(begin)

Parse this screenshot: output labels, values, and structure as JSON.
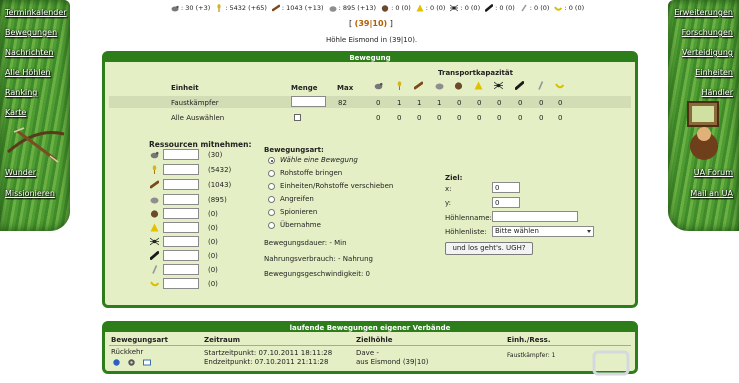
{
  "left_nav": [
    "Terminkalender",
    "Bewegungen",
    "Nachrichten",
    "Alle Höhlen",
    "Ranking",
    "Karte",
    "Wunder",
    "Missionieren"
  ],
  "right_nav": [
    "Erweiterungen",
    "Forschungen",
    "Verteidigung",
    "Einheiten",
    "Händler",
    "UA Forum",
    "Mail an UA"
  ],
  "resources_top": [
    {
      "icon": "boar-icon",
      "value": ": 30 (+3)"
    },
    {
      "icon": "wheat-icon",
      "value": ": 5432 (+65)"
    },
    {
      "icon": "wood-log-icon",
      "value": ": 1043 (+13)"
    },
    {
      "icon": "stone-icon",
      "value": ": 895 (+13)"
    },
    {
      "icon": "fur-icon",
      "value": ": 0 (0)"
    },
    {
      "icon": "sulfur-icon",
      "value": ": 0 (0)"
    },
    {
      "icon": "spider-icon",
      "value": ": 0 (0)"
    },
    {
      "icon": "dark-log-icon",
      "value": ": 0 (0)"
    },
    {
      "icon": "bone-icon",
      "value": ": 0 (0)"
    },
    {
      "icon": "banana-icon",
      "value": ": 0 (0)"
    }
  ],
  "coords": {
    "pre": "[ ",
    "value": "(39|10)",
    "post": " ]"
  },
  "cave_line": "Höhle Eismond in (39|10).",
  "movement": {
    "title": "Bewegung",
    "col_unit": "Einheit",
    "col_amount": "Menge",
    "col_max": "Max",
    "col_transport": "Transportkapazität",
    "unit_name": "Faustkämpfer",
    "unit_max": "82",
    "unit_caps": [
      "0",
      "1",
      "1",
      "1",
      "0",
      "0",
      "0",
      "0",
      "0",
      "0"
    ],
    "select_all": "Alle Auswählen",
    "select_all_caps": [
      "0",
      "0",
      "0",
      "0",
      "0",
      "0",
      "0",
      "0",
      "0",
      "0"
    ],
    "res_header": "Ressourcen mitnehmen:",
    "res_take": [
      "(30)",
      "(5432)",
      "(1043)",
      "(895)",
      "(0)",
      "(0)",
      "(0)",
      "(0)",
      "(0)",
      "(0)"
    ],
    "type_header": "Bewegungsart:",
    "types": [
      "Wähle eine Bewegung",
      "Rohstoffe bringen",
      "Einheiten/Rohstoffe verschieben",
      "Angreifen",
      "Spionieren",
      "Übernahme"
    ],
    "duration": "Bewegungsdauer:   - Min",
    "food": "Nahrungsverbrauch:     - Nahrung",
    "speed": "Bewegungsgeschwindigkeit:     0",
    "target_header": "Ziel:",
    "x_label": "x:",
    "x_value": "0",
    "y_label": "y:",
    "y_value": "0",
    "cavename_label": "Höhlenname:",
    "cavelist_label": "Höhlenliste:",
    "cavelist_value": "Bitte wählen",
    "submit": "und los geht's. UGH?"
  },
  "ongoing": {
    "title": "laufende Bewegungen eigener Verbände",
    "col_type": "Bewegungsart",
    "col_time": "Zeitraum",
    "col_target": "Zielhöhle",
    "col_units": "Einh./Ress.",
    "type": "Rückkehr",
    "start": "Startzeitpunkt: 07.10.2011 18:11:28",
    "end": "Endzeitpunkt: 07.10.2011 21:11:28",
    "target_line1": "Dave -",
    "target_line2": "aus Eismond (39|10)",
    "units": "Faustkämpfer: 1"
  },
  "colors": {
    "panel_border": "#2e7d1b",
    "panel_bg": "#e5efc5",
    "accent": "#b25d00"
  }
}
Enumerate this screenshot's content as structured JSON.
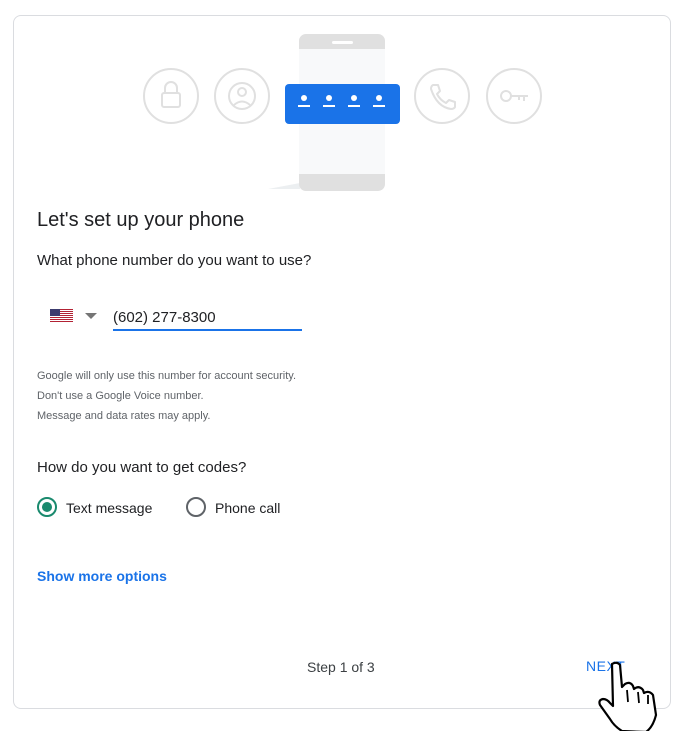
{
  "title": "Let's set up your phone",
  "phone_question": "What phone number do you want to use?",
  "country": {
    "flag_icon": "us-flag-icon"
  },
  "phone_number": "(602) 277-8300",
  "notes": [
    "Google will only use this number for account security.",
    "Don't use a Google Voice number.",
    "Message and data rates may apply."
  ],
  "codes_question": "How do you want to get codes?",
  "code_options": [
    {
      "label": "Text message",
      "selected": true
    },
    {
      "label": "Phone call",
      "selected": false
    }
  ],
  "show_more": "Show more options",
  "step": "Step 1 of 3",
  "next": "NEXT",
  "colors": {
    "accent": "#1a73e8",
    "radio_selected": "#1a8a6e",
    "pin_box": "#1a73e8"
  },
  "illustration_icons": [
    "lock-icon",
    "account-icon",
    "password-dots-icon",
    "phone-icon",
    "key-icon"
  ]
}
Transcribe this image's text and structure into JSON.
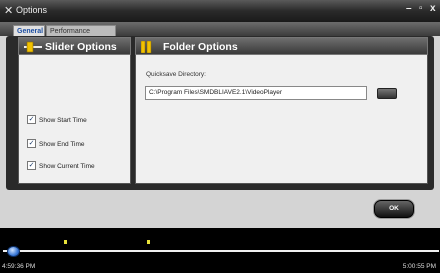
{
  "window": {
    "title": "Options",
    "minimize_label": "–",
    "maximize_label": "▫",
    "close_label": "x"
  },
  "tabs": [
    {
      "label": "General",
      "active": true
    },
    {
      "label": "Performance Settings",
      "active": false
    }
  ],
  "slider_options": {
    "title": "Slider Options",
    "items": [
      {
        "label": "Show Start Time",
        "checked": true
      },
      {
        "label": "Show End Time",
        "checked": true
      },
      {
        "label": "Show Current Time",
        "checked": true
      }
    ]
  },
  "folder_options": {
    "title": "Folder Options",
    "quicksave_label": "Quicksave Directory:",
    "quicksave_path": "C:\\Program Files\\SMDBLIAVE2.1\\VideoPlayer"
  },
  "ok_label": "OK",
  "timeline": {
    "start_time": "4:59:36 PM",
    "end_time": "5:00:55 PM",
    "progress": 0.02,
    "markers": [
      0.14,
      0.33
    ]
  },
  "colors": {
    "accent": "#1d4fa3",
    "marker": "#e8e23a",
    "thumb": "#3a78d6"
  }
}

(end)

▶ _DIRECTIVE_: With pictures left out, extract the lines from the one containing "Transcribe this image's" to the end of the material above, both included, exactly as written.

▶ _WRITTEN ANSWER_:
Transcribe this image's text and structure into JSON.
{
  "window": {
    "title": "Options",
    "minimize_label": "–",
    "maximize_label": "▫",
    "close_label": "x"
  },
  "tabs": [
    {
      "label": "General",
      "active": true
    },
    {
      "label": "Performance Settings",
      "active": false
    }
  ],
  "slider_options": {
    "title": "Slider Options",
    "items": [
      {
        "label": "Show Start Time",
        "checked": true
      },
      {
        "label": "Show End Time",
        "checked": true
      },
      {
        "label": "Show Current Time",
        "checked": true
      }
    ]
  },
  "folder_options": {
    "title": "Folder Options",
    "quicksave_label": "Quicksave Directory:",
    "quicksave_path": "C:\\Program Files\\SMDBLIAVE2.1\\VideoPlayer"
  },
  "ok_label": "OK",
  "timeline": {
    "start_time": "4:59:36 PM",
    "end_time": "5:00:55 PM",
    "progress": 0.02,
    "markers": [
      0.14,
      0.33
    ]
  },
  "colors": {
    "accent": "#1d4fa3",
    "marker": "#e8e23a",
    "thumb": "#3a78d6"
  }
}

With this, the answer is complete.